WORK TO BE COMPLETED: Lift out all lines below that contain "товары".

[Data entries]
>>>>>
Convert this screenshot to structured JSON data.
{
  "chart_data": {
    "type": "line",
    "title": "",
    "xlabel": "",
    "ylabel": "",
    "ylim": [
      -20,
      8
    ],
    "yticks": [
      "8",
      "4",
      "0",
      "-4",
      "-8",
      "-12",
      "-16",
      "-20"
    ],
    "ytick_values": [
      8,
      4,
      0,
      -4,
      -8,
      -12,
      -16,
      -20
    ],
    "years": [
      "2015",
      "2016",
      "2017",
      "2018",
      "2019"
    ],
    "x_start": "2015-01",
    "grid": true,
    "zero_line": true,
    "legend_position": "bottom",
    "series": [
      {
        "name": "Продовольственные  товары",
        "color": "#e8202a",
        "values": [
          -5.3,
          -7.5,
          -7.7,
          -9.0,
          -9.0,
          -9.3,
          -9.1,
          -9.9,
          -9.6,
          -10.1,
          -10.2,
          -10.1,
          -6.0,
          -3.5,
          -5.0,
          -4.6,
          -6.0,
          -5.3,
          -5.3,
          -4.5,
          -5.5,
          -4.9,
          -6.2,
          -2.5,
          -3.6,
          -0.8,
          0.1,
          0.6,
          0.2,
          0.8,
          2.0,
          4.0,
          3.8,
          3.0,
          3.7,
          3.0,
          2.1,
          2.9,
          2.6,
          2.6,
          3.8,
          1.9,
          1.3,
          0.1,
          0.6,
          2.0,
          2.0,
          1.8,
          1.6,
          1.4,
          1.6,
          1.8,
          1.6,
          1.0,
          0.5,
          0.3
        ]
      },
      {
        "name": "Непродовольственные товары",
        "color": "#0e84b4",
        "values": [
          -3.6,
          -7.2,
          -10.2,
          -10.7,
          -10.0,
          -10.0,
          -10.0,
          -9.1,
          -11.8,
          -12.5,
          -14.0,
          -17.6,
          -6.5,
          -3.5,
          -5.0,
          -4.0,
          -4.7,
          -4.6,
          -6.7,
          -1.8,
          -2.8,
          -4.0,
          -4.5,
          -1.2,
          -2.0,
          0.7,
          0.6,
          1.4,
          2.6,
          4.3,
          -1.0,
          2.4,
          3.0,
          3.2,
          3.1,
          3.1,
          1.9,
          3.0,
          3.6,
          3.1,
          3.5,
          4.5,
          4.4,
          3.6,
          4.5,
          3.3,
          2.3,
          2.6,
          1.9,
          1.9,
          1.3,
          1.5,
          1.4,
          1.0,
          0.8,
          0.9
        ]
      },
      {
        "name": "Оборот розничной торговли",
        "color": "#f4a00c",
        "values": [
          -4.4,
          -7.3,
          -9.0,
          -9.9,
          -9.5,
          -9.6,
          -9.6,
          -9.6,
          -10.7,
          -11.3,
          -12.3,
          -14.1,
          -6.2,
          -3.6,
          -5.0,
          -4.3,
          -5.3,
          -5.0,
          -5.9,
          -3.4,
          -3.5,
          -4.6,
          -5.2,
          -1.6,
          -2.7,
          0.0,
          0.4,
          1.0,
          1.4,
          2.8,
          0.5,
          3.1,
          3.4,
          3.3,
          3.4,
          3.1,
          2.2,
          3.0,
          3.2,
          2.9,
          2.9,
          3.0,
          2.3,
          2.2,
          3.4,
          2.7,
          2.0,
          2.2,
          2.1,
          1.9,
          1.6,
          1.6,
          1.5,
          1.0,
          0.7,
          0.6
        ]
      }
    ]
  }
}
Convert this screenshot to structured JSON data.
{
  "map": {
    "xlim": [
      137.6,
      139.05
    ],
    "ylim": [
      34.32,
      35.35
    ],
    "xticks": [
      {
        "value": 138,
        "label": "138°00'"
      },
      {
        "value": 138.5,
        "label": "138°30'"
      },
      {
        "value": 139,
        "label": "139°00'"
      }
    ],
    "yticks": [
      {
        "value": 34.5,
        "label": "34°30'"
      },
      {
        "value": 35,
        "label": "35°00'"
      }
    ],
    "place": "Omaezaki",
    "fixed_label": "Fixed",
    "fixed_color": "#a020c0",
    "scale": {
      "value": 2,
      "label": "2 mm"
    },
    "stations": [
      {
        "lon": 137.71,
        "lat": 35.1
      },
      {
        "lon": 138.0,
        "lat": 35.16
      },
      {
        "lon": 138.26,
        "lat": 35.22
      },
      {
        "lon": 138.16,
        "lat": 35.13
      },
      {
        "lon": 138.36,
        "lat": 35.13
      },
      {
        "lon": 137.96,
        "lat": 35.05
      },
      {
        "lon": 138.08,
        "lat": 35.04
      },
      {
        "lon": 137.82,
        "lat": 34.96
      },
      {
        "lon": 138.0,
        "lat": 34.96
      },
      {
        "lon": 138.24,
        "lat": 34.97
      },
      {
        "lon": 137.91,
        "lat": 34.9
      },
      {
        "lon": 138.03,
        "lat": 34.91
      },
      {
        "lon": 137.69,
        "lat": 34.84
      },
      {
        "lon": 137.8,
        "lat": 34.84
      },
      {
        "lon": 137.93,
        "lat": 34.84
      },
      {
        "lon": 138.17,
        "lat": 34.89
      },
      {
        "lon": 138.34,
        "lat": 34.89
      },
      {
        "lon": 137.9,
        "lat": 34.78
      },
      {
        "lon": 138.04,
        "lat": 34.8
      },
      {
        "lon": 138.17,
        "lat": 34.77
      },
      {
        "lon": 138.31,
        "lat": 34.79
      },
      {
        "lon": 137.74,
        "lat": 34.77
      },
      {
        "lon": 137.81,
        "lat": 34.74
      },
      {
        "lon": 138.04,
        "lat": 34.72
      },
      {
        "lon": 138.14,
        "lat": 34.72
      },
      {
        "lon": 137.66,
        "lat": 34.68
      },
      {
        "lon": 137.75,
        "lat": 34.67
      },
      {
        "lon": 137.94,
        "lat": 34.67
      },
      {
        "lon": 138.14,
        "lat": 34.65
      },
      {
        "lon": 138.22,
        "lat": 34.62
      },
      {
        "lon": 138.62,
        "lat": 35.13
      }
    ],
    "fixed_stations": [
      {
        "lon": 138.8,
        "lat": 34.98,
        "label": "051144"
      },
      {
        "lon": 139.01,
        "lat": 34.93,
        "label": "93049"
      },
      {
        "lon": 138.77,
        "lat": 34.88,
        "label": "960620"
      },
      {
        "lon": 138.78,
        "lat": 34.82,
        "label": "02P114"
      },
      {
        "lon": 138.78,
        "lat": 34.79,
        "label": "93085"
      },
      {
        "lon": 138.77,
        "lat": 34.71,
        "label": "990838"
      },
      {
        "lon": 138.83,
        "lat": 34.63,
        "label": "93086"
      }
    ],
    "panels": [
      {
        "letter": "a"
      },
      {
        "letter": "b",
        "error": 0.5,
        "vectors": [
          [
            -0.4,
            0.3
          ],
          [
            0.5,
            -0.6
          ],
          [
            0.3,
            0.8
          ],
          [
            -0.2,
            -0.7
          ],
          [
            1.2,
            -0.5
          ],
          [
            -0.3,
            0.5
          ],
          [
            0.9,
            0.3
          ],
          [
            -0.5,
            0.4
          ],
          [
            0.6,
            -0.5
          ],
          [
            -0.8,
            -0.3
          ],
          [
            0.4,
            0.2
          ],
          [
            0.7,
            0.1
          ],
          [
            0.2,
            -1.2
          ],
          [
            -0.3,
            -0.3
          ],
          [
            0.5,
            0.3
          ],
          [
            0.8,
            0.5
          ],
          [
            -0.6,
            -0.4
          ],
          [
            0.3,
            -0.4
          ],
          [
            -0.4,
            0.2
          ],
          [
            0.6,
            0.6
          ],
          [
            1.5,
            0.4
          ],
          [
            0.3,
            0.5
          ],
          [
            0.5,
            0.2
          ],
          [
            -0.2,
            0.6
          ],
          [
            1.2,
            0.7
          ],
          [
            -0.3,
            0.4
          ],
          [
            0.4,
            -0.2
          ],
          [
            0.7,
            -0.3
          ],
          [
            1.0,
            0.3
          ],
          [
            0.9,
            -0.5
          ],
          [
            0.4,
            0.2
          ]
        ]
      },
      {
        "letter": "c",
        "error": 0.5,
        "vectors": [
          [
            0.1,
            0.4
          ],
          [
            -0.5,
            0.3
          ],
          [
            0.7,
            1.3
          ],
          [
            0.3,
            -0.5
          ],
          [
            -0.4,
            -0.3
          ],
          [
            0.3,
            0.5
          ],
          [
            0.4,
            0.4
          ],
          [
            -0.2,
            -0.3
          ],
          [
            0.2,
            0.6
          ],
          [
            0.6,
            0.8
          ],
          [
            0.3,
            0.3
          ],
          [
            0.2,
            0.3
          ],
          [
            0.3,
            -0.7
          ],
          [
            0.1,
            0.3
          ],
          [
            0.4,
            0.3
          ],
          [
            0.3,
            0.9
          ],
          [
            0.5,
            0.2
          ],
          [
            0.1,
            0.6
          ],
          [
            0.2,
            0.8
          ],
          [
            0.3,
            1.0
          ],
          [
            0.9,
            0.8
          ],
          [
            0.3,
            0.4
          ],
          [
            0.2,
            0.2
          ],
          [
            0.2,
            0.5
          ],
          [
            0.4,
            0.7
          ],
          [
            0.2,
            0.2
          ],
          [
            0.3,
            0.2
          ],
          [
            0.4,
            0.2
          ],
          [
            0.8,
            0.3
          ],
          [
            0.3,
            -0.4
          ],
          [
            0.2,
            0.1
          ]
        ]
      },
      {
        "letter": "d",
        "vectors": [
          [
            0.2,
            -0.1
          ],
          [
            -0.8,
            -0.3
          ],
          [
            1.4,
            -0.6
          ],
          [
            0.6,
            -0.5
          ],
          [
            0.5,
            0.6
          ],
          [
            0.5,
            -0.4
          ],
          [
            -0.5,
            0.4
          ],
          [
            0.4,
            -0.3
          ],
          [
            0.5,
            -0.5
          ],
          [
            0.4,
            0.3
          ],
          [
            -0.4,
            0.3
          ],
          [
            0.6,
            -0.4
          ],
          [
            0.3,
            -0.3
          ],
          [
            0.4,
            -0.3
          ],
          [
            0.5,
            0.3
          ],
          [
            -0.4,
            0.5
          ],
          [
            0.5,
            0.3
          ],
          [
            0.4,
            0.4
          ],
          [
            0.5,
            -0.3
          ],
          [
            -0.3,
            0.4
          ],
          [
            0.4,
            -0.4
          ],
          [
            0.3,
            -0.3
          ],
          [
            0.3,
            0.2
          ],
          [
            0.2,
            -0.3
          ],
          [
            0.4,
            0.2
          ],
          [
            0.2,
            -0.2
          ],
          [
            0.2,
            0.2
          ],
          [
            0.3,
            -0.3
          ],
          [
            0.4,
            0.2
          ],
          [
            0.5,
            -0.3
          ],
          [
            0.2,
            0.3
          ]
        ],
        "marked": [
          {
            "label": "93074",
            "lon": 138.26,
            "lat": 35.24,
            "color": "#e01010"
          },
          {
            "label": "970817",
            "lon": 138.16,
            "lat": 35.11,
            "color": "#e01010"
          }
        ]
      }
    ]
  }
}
<<<<<
WRITTEN SOLUTION:
        "name": "Продовольственные  товары",
        "name": "Непродовольственные товары",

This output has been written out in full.